[DATASET start]
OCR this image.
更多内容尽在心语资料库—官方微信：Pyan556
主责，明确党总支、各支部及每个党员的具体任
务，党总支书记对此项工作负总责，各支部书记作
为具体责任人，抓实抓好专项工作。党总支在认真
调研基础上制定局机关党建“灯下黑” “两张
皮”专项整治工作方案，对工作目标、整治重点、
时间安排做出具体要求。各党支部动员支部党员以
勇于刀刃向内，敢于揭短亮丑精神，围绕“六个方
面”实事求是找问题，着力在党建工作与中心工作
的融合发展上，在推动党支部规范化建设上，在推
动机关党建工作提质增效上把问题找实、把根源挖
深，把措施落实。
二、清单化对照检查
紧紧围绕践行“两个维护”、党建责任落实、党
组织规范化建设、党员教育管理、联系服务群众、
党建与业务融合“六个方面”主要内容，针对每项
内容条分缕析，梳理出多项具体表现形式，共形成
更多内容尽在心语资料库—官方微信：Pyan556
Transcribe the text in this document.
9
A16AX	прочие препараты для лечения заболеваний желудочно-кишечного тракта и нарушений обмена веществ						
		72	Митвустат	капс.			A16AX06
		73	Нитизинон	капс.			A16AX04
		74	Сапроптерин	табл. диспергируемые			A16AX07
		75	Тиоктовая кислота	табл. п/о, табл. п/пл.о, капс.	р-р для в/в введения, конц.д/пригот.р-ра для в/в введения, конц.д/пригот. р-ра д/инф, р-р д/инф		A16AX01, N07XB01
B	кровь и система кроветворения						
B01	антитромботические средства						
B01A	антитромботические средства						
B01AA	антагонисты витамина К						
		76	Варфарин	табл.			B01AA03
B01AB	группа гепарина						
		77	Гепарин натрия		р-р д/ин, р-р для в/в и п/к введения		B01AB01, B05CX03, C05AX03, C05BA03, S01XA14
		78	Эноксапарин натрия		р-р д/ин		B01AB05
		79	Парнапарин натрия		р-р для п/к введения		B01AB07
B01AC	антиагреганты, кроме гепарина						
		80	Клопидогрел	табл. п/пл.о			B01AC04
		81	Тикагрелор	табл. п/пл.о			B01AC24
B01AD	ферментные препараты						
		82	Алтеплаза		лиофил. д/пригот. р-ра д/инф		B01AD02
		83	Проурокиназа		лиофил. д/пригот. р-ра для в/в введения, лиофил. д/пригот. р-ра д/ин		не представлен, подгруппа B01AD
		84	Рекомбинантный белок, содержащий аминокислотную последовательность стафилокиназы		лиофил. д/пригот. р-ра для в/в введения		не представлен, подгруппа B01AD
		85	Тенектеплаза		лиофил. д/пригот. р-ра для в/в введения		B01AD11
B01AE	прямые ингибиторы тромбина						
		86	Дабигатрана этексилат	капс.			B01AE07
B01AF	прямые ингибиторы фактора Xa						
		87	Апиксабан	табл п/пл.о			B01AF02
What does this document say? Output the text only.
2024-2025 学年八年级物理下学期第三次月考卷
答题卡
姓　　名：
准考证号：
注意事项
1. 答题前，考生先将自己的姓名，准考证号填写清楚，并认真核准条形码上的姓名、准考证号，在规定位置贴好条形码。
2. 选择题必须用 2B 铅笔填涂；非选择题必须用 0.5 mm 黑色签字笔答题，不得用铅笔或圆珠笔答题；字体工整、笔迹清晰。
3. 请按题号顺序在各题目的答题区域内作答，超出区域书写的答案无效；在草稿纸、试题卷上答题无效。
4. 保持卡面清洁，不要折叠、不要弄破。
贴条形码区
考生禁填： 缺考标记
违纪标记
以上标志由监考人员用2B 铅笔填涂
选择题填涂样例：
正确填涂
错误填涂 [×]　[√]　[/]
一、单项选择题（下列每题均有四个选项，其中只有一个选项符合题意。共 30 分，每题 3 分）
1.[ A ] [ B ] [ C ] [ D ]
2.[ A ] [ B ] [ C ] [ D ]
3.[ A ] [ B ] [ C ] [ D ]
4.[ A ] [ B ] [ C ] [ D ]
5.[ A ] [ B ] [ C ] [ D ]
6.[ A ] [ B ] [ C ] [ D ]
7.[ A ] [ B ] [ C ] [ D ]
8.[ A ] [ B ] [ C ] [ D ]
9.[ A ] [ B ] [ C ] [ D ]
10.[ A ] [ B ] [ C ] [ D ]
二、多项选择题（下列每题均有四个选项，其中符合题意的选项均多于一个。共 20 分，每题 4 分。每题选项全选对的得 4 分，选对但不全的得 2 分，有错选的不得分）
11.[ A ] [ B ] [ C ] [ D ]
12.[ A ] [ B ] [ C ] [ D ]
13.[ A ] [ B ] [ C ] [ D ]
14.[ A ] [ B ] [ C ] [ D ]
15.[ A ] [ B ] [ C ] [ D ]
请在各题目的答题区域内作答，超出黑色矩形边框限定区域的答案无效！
[DATASET end]
## SET EXERCISE
List each line in the listing that contains the string "введения".

## SOLUTION
		75	Тиоктовая кислота	табл. п/о, табл. п/пл.о, капс.	р-р для в/в введения, конц.д/пригот.р-ра для в/в введения, конц.д/пригот. р-ра д/инф, р-р д/инф		A16AX01, N07XB01
		77	Гепарин натрия		р-р д/ин, р-р для в/в и п/к введения		B01AB01, B05CX03, C05AX03, C05BA03, S01XA14
		79	Парнапарин натрия		р-р для п/к введения		B01AB07
		83	Проурокиназа		лиофил. д/пригот. р-ра для в/в введения, лиофил. д/пригот. р-ра д/ин		не представлен, подгруппа B01AD
		84	Рекомбинантный белок, содержащий аминокислотную последовательность стафилокиназы		лиофил. д/пригот. р-ра для в/в введения		не представлен, подгруппа B01AD
		85	Тенектеплаза		лиофил. д/пригот. р-ра для в/в введения		B01AD11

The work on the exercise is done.